---------- Exercise input

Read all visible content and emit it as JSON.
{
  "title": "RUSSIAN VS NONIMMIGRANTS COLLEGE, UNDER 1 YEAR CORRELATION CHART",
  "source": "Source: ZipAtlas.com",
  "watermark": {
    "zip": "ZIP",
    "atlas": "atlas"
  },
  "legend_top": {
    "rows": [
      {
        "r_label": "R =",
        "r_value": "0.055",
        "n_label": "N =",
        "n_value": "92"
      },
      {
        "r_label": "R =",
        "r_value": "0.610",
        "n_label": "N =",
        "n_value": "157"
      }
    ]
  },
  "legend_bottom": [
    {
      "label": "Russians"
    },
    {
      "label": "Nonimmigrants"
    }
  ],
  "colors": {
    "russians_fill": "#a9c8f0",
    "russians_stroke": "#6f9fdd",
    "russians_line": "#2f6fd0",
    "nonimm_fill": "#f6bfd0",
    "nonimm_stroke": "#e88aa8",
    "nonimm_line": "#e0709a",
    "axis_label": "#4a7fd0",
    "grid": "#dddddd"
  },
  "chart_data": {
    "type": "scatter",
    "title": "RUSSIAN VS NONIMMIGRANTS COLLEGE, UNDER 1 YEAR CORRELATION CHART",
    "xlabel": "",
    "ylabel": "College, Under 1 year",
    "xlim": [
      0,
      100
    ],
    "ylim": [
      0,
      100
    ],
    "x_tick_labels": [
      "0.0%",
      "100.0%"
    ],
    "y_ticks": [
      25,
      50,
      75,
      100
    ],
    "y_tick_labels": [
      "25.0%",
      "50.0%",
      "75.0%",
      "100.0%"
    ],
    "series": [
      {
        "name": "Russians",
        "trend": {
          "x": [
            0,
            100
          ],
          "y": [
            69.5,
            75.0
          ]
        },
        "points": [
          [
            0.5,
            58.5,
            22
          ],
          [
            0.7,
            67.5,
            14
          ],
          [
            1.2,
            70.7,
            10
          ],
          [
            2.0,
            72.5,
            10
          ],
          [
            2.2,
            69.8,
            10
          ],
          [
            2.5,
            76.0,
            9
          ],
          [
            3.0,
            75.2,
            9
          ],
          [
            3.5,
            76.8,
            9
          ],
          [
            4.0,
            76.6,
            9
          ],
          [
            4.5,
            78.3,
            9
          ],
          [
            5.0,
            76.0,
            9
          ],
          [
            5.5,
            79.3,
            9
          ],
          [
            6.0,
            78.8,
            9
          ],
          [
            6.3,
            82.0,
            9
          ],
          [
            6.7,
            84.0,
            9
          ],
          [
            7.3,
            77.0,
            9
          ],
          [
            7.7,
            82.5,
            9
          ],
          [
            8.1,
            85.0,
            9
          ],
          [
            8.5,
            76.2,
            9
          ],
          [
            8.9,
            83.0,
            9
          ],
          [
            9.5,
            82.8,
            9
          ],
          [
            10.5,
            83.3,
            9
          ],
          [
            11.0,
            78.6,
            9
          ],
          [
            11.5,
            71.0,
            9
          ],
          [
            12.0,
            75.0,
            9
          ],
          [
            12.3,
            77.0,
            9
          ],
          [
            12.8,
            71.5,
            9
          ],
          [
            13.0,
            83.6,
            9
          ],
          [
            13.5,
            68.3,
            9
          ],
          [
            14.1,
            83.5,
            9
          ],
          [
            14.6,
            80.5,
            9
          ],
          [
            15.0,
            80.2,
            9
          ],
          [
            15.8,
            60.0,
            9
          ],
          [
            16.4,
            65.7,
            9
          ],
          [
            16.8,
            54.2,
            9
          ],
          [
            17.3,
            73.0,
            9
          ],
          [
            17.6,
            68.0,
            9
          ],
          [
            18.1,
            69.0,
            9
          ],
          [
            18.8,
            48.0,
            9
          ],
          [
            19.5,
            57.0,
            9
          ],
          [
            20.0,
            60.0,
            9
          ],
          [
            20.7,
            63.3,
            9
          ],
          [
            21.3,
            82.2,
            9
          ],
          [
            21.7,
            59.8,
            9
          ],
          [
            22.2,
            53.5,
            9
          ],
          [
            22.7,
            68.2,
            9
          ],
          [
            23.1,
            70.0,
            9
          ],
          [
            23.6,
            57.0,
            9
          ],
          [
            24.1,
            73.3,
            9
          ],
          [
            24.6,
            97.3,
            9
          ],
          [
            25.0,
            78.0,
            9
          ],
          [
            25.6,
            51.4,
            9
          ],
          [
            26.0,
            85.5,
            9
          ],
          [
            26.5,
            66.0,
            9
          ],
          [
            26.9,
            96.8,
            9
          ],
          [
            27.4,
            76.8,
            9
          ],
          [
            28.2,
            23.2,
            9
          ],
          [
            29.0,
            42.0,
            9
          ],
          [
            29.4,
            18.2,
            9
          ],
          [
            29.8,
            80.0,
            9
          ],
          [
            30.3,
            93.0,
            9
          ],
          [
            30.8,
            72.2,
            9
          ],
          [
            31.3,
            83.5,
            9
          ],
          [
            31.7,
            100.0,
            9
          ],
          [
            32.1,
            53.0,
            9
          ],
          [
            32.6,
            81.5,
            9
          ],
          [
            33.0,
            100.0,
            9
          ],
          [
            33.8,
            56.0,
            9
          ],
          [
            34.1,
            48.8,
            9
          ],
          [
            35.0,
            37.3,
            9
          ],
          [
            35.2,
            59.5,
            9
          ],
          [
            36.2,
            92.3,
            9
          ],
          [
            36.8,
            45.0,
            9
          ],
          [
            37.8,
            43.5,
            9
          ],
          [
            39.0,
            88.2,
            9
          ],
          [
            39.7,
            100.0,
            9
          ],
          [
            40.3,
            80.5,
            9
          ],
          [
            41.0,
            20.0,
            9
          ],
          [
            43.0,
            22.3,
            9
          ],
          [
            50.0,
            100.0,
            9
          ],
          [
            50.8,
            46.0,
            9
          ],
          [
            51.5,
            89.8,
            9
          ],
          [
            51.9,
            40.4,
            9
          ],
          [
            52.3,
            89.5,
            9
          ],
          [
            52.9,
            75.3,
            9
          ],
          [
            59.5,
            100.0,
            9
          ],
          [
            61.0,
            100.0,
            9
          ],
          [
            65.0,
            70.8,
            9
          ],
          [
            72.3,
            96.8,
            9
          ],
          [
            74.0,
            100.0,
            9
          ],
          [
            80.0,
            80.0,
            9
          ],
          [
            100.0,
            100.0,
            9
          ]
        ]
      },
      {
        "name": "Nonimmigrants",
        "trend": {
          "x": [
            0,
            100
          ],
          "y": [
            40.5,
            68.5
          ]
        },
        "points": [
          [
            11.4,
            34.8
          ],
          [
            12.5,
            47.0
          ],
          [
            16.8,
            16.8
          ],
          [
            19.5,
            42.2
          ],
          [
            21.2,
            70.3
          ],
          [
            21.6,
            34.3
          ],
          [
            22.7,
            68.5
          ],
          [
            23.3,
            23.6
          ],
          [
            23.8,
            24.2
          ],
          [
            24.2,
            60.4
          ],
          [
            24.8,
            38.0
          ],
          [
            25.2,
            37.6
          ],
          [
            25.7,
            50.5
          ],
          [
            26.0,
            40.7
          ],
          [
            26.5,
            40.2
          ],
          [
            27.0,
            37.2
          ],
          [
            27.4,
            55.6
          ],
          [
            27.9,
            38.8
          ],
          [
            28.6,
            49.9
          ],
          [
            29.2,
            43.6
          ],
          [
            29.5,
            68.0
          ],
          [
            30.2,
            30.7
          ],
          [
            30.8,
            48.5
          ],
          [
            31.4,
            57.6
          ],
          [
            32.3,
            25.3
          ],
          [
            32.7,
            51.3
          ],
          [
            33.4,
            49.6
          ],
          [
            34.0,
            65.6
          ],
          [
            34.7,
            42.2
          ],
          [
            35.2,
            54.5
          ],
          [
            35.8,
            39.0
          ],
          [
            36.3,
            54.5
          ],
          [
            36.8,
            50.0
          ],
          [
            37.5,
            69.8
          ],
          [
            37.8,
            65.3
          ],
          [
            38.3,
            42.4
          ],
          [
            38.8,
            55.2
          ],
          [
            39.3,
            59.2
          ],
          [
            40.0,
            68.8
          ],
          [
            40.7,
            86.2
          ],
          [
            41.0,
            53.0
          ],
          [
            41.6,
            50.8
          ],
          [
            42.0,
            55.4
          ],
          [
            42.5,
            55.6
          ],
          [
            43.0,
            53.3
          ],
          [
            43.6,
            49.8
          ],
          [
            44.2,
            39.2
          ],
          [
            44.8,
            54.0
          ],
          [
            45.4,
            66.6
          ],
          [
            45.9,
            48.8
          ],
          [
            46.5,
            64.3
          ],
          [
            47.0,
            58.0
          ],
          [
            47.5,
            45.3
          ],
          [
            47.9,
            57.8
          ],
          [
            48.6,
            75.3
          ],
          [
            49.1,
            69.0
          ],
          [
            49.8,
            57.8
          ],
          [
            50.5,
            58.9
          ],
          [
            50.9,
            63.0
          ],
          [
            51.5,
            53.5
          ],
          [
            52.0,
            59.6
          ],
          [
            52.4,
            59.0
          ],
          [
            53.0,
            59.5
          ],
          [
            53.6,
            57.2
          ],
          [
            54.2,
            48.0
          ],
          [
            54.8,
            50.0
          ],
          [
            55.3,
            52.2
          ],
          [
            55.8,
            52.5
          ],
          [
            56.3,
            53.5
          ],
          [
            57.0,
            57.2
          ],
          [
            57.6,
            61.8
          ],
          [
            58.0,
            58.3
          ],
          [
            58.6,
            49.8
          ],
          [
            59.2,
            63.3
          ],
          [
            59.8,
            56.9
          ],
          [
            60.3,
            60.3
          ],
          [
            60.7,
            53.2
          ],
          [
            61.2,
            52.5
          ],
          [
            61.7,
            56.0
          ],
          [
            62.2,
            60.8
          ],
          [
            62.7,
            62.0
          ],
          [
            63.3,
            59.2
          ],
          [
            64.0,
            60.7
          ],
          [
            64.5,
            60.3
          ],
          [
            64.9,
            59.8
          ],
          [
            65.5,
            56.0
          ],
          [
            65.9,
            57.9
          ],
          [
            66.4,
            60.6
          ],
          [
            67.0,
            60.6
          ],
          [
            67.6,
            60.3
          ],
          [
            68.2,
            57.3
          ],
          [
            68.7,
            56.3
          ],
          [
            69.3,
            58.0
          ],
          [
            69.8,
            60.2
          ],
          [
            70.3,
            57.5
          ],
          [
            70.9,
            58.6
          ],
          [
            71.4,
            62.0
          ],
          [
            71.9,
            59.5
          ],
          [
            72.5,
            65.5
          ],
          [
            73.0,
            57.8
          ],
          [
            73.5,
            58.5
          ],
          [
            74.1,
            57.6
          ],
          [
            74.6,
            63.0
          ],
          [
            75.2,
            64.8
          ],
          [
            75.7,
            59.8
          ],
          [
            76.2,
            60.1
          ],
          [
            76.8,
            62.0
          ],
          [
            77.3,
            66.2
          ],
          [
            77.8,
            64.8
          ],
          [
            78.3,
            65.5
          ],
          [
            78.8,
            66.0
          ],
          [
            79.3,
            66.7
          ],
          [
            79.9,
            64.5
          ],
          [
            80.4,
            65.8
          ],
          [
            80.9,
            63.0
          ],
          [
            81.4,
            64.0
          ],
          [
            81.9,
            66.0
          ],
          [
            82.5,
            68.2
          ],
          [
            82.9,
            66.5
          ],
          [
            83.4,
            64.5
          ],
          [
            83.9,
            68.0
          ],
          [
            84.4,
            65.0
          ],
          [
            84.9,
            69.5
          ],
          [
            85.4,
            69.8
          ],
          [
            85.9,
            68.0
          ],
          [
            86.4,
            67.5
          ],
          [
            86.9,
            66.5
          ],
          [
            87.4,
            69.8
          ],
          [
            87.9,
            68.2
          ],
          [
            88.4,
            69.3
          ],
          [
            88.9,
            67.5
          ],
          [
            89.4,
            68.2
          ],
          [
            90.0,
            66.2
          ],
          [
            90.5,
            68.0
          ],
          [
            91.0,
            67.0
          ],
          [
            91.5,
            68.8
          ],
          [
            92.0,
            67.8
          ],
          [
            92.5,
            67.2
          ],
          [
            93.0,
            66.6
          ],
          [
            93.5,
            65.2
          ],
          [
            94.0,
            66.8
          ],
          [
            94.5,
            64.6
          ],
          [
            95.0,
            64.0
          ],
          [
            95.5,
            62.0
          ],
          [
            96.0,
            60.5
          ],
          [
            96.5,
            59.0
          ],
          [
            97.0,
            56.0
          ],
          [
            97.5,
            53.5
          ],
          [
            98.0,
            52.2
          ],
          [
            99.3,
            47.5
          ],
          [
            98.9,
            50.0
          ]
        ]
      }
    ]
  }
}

--------------------

Search the records for the string "title" and return every line in which it occurs.

  "title": "RUSSIAN VS NONIMMIGRANTS COLLEGE, UNDER 1 YEAR CORRELATION CHART",
    "title": "RUSSIAN VS NONIMMIGRANTS COLLEGE, UNDER 1 YEAR CORRELATION CHART",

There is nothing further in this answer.